**INSTRUCTIONS FOR THE TASK**
Copy each line that holds "document".

Lines of data
------------------------------------------------------------------------
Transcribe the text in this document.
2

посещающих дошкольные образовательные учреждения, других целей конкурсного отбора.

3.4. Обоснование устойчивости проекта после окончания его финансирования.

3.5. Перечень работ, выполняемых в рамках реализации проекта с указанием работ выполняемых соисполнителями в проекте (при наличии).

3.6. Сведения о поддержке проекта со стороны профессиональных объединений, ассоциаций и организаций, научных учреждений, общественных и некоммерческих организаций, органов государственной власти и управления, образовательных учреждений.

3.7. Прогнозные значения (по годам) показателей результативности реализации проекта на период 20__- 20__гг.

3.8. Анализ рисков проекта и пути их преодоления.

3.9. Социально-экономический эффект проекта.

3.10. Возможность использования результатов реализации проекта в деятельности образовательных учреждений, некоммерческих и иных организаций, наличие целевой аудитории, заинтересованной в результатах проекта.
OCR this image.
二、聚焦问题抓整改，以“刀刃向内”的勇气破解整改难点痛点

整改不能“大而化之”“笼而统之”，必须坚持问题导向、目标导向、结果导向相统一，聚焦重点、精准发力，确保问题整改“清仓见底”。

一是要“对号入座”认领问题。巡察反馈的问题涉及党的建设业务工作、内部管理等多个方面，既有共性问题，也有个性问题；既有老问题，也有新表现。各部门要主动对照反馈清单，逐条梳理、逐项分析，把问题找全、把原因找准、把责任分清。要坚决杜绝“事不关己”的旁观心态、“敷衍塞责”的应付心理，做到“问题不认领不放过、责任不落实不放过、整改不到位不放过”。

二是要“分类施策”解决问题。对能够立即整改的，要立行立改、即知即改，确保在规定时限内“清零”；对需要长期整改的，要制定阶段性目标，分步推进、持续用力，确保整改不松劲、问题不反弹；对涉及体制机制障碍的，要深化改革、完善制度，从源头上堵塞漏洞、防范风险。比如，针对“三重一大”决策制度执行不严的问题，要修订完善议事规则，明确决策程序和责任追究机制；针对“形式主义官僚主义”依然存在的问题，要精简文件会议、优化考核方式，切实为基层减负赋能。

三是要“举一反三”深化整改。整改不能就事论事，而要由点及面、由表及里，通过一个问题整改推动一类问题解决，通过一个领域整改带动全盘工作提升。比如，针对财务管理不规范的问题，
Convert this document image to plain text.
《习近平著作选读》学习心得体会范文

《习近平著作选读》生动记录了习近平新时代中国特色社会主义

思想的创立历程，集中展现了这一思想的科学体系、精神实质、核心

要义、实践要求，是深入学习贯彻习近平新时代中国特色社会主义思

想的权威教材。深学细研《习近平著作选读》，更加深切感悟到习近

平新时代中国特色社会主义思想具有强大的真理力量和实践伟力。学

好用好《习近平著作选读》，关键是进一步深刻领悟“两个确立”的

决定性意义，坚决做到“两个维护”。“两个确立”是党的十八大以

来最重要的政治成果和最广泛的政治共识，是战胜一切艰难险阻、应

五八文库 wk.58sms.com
------------------------------------------------------------------------
**RESPONSE**
Transcribe the text in this document.
Convert this document image to plain text.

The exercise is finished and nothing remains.